— Start —

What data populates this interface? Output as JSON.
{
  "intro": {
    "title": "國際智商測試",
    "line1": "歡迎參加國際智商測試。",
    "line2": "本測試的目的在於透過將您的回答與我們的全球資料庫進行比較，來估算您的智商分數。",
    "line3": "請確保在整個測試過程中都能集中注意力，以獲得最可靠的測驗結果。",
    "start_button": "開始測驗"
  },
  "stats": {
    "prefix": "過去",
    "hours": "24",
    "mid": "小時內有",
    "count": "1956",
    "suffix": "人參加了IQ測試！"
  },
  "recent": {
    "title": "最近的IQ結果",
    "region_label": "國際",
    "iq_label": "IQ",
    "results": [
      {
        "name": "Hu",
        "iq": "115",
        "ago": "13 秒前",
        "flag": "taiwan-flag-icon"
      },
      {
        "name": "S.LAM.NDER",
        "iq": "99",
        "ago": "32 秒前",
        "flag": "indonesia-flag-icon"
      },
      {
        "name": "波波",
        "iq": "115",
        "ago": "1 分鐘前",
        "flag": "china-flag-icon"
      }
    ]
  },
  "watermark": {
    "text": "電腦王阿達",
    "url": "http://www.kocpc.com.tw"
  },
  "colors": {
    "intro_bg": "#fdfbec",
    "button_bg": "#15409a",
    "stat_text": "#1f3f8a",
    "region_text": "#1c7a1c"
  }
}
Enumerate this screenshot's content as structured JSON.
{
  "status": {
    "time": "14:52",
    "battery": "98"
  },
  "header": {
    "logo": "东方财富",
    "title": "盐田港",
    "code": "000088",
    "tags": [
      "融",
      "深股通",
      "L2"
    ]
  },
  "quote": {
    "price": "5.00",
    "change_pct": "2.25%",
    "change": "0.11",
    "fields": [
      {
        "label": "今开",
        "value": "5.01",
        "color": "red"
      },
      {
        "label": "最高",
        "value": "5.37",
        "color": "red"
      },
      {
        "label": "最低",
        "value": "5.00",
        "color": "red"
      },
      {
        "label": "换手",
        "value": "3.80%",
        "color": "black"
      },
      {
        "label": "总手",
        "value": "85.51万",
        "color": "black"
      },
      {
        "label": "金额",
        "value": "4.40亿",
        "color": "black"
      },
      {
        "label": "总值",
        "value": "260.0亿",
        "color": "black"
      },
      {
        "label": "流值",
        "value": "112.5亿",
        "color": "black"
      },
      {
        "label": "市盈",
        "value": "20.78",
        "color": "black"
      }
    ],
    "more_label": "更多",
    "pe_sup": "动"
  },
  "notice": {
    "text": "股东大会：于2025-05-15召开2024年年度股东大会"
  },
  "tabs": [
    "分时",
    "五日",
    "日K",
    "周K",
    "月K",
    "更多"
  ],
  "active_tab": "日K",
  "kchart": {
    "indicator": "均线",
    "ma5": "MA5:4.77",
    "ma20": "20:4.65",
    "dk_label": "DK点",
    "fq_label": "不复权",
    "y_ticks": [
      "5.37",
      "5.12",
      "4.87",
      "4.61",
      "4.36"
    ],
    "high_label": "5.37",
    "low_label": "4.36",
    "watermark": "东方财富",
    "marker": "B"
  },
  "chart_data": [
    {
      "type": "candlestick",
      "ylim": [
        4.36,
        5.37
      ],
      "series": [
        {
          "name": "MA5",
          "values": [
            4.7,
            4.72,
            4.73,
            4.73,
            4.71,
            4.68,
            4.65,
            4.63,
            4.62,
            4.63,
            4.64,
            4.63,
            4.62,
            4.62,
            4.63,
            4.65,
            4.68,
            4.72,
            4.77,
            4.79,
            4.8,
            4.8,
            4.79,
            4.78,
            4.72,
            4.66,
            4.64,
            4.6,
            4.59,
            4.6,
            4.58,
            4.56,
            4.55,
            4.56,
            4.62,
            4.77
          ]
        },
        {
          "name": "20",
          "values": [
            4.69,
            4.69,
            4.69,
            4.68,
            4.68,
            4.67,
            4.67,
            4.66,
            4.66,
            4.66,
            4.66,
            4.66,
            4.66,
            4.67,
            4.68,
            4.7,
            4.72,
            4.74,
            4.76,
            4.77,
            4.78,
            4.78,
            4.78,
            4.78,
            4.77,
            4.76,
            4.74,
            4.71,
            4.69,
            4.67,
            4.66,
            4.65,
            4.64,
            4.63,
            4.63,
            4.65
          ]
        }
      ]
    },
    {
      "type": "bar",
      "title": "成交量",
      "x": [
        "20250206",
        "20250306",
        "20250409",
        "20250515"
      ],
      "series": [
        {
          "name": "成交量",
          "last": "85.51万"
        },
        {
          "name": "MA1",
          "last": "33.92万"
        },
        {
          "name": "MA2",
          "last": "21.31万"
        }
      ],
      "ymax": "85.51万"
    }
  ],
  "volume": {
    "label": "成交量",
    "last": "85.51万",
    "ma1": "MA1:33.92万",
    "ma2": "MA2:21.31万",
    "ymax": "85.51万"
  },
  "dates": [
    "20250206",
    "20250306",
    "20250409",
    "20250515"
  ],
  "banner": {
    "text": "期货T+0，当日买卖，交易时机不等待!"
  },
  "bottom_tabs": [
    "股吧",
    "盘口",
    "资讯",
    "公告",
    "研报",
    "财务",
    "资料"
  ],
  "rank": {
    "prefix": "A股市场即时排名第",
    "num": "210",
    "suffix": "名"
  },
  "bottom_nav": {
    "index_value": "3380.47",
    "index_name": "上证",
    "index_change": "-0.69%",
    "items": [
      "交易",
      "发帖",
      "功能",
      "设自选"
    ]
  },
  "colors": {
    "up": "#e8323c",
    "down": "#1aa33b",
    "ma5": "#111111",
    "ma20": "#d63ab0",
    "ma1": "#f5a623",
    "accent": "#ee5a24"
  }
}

— End —

WHAT THE EXERCISE ASKS:
Return the entries above exactly as they appear.

RIGHT ANSWER:
What data populates this interface? Output as JSON.
{
  "intro": {
    "title": "國際智商測試",
    "line1": "歡迎參加國際智商測試。",
    "line2": "本測試的目的在於透過將您的回答與我們的全球資料庫進行比較，來估算您的智商分數。",
    "line3": "請確保在整個測試過程中都能集中注意力，以獲得最可靠的測驗結果。",
    "start_button": "開始測驗"
  },
  "stats": {
    "prefix": "過去",
    "hours": "24",
    "mid": "小時內有",
    "count": "1956",
    "suffix": "人參加了IQ測試！"
  },
  "recent": {
    "title": "最近的IQ結果",
    "region_label": "國際",
    "iq_label": "IQ",
    "results": [
      {
        "name": "Hu",
        "iq": "115",
        "ago": "13 秒前",
        "flag": "taiwan-flag-icon"
      },
      {
        "name": "S.LAM.NDER",
        "iq": "99",
        "ago": "32 秒前",
        "flag": "indonesia-flag-icon"
      },
      {
        "name": "波波",
        "iq": "115",
        "ago": "1 分鐘前",
        "flag": "china-flag-icon"
      }
    ]
  },
  "watermark": {
    "text": "電腦王阿達",
    "url": "http://www.kocpc.com.tw"
  },
  "colors": {
    "intro_bg": "#fdfbec",
    "button_bg": "#15409a",
    "stat_text": "#1f3f8a",
    "region_text": "#1c7a1c"
  }
}
Enumerate this screenshot's content as structured JSON.
{
  "status": {
    "time": "14:52",
    "battery": "98"
  },
  "header": {
    "logo": "东方财富",
    "title": "盐田港",
    "code": "000088",
    "tags": [
      "融",
      "深股通",
      "L2"
    ]
  },
  "quote": {
    "price": "5.00",
    "change_pct": "2.25%",
    "change": "0.11",
    "fields": [
      {
        "label": "今开",
        "value": "5.01",
        "color": "red"
      },
      {
        "label": "最高",
        "value": "5.37",
        "color": "red"
      },
      {
        "label": "最低",
        "value": "5.00",
        "color": "red"
      },
      {
        "label": "换手",
        "value": "3.80%",
        "color": "black"
      },
      {
        "label": "总手",
        "value": "85.51万",
        "color": "black"
      },
      {
        "label": "金额",
        "value": "4.40亿",
        "color": "black"
      },
      {
        "label": "总值",
        "value": "260.0亿",
        "color": "black"
      },
      {
        "label": "流值",
        "value": "112.5亿",
        "color": "black"
      },
      {
        "label": "市盈",
        "value": "20.78",
        "color": "black"
      }
    ],
    "more_label": "更多",
    "pe_sup": "动"
  },
  "notice": {
    "text": "股东大会：于2025-05-15召开2024年年度股东大会"
  },
  "tabs": [
    "分时",
    "五日",
    "日K",
    "周K",
    "月K",
    "更多"
  ],
  "active_tab": "日K",
  "kchart": {
    "indicator": "均线",
    "ma5": "MA5:4.77",
    "ma20": "20:4.65",
    "dk_label": "DK点",
    "fq_label": "不复权",
    "y_ticks": [
      "5.37",
      "5.12",
      "4.87",
      "4.61",
      "4.36"
    ],
    "high_label": "5.37",
    "low_label": "4.36",
    "watermark": "东方财富",
    "marker": "B"
  },
  "chart_data": [
    {
      "type": "candlestick",
      "ylim": [
        4.36,
        5.37
      ],
      "series": [
        {
          "name": "MA5",
          "values": [
            4.7,
            4.72,
            4.73,
            4.73,
            4.71,
            4.68,
            4.65,
            4.63,
            4.62,
            4.63,
            4.64,
            4.63,
            4.62,
            4.62,
            4.63,
            4.65,
            4.68,
            4.72,
            4.77,
            4.79,
            4.8,
            4.8,
            4.79,
            4.78,
            4.72,
            4.66,
            4.64,
            4.6,
            4.59,
            4.6,
            4.58,
            4.56,
            4.55,
            4.56,
            4.62,
            4.77
          ]
        },
        {
          "name": "20",
          "values": [
            4.69,
            4.69,
            4.69,
            4.68,
            4.68,
            4.67,
            4.67,
            4.66,
            4.66,
            4.66,
            4.66,
            4.66,
            4.66,
            4.67,
            4.68,
            4.7,
            4.72,
            4.74,
            4.76,
            4.77,
            4.78,
            4.78,
            4.78,
            4.78,
            4.77,
            4.76,
            4.74,
            4.71,
            4.69,
            4.67,
            4.66,
            4.65,
            4.64,
            4.63,
            4.63,
            4.65
          ]
        }
      ]
    },
    {
      "type": "bar",
      "title": "成交量",
      "x": [
        "20250206",
        "20250306",
        "20250409",
        "20250515"
      ],
      "series": [
        {
          "name": "成交量",
          "last": "85.51万"
        },
        {
          "name": "MA1",
          "last": "33.92万"
        },
        {
          "name": "MA2",
          "last": "21.31万"
        }
      ],
      "ymax": "85.51万"
    }
  ],
  "volume": {
    "label": "成交量",
    "last": "85.51万",
    "ma1": "MA1:33.92万",
    "ma2": "MA2:21.31万",
    "ymax": "85.51万"
  },
  "dates": [
    "20250206",
    "20250306",
    "20250409",
    "20250515"
  ],
  "banner": {
    "text": "期货T+0，当日买卖，交易时机不等待!"
  },
  "bottom_tabs": [
    "股吧",
    "盘口",
    "资讯",
    "公告",
    "研报",
    "财务",
    "资料"
  ],
  "rank": {
    "prefix": "A股市场即时排名第",
    "num": "210",
    "suffix": "名"
  },
  "bottom_nav": {
    "index_value": "3380.47",
    "index_name": "上证",
    "index_change": "-0.69%",
    "items": [
      "交易",
      "发帖",
      "功能",
      "设自选"
    ]
  },
  "colors": {
    "up": "#e8323c",
    "down": "#1aa33b",
    "ma5": "#111111",
    "ma20": "#d63ab0",
    "ma1": "#f5a623",
    "accent": "#ee5a24"
  }
}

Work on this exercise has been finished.